Records from a data source
## begin
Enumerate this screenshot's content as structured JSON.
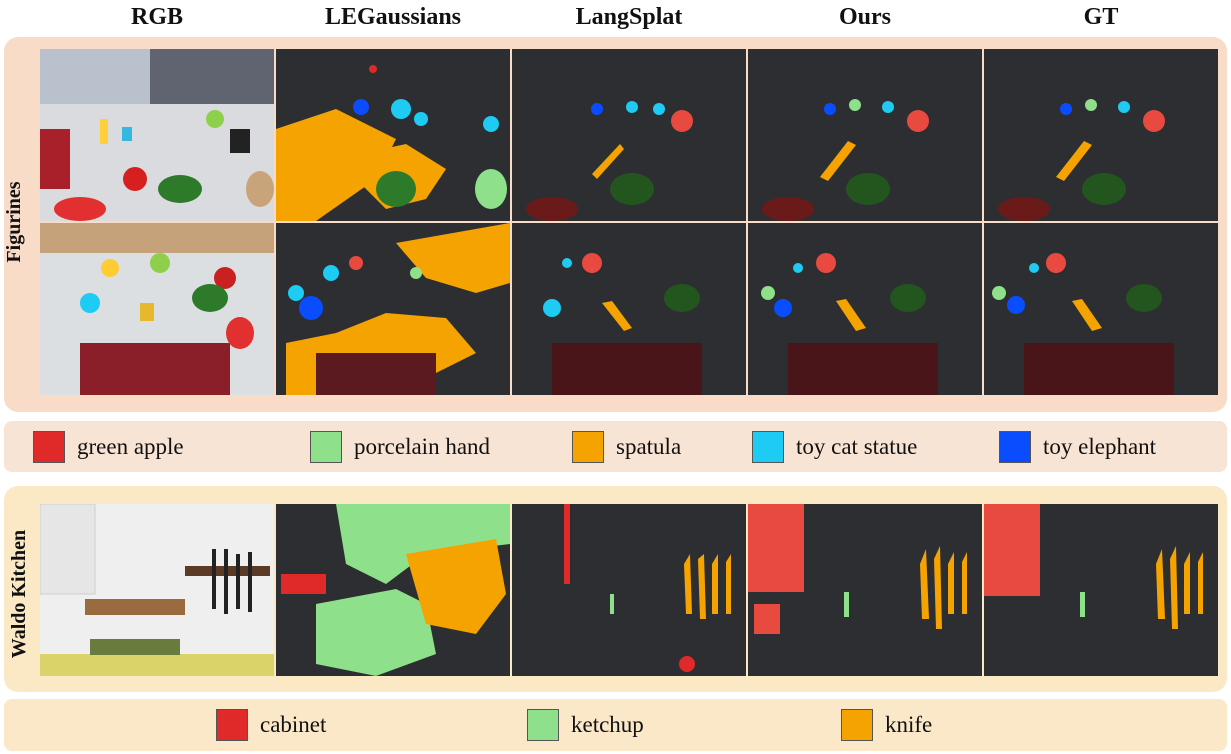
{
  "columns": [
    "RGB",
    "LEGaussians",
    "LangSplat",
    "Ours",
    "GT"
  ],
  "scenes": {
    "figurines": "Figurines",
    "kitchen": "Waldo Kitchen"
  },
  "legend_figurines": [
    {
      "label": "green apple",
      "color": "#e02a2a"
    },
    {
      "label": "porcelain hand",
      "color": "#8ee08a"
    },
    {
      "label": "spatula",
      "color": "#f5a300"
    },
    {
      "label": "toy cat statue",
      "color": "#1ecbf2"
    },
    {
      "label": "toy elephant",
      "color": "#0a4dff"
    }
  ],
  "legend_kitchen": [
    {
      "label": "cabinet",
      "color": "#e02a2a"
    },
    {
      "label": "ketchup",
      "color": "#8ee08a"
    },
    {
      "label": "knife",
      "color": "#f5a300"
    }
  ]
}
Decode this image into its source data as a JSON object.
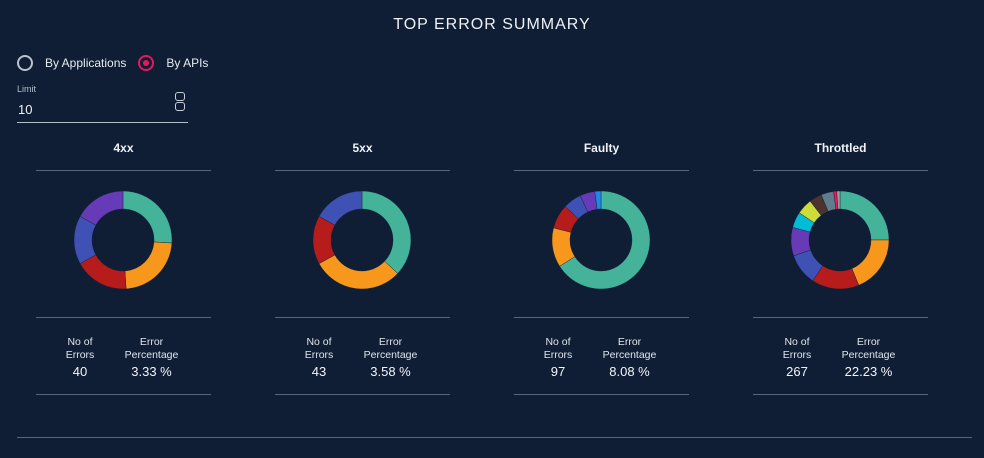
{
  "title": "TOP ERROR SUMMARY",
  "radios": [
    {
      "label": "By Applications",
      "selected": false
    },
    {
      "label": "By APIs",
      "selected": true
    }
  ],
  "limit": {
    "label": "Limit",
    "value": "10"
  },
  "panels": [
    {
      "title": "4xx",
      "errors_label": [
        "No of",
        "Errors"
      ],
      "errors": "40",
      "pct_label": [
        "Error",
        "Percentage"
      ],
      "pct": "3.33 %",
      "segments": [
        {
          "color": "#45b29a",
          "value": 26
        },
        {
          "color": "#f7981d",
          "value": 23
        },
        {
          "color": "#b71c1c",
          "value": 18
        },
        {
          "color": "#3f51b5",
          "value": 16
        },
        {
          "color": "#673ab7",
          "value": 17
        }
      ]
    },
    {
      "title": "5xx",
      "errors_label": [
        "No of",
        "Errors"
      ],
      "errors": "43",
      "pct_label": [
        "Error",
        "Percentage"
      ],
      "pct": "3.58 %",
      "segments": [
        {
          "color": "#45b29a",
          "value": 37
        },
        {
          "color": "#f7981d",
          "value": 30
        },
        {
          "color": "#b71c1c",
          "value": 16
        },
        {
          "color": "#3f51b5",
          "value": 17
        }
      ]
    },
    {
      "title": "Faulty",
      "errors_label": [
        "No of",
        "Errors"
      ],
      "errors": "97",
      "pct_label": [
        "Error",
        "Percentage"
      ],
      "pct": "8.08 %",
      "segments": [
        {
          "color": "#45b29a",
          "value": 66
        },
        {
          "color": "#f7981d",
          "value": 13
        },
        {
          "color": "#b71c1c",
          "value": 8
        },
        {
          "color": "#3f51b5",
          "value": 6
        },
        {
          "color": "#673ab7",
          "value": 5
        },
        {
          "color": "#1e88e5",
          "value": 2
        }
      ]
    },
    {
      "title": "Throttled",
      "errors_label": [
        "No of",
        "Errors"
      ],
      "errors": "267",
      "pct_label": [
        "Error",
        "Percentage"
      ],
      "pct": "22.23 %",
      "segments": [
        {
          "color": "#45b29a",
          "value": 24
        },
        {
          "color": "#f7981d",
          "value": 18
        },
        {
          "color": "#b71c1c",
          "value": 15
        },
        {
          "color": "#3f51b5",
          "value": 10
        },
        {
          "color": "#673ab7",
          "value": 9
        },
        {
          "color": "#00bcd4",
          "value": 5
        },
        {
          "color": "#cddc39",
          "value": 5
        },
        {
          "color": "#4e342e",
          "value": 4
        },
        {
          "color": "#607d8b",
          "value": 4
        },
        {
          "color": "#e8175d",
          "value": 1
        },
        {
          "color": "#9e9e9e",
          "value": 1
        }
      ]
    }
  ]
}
## end
Tally up the lines holding the string "JSON" in this listing, and report the total alone.

2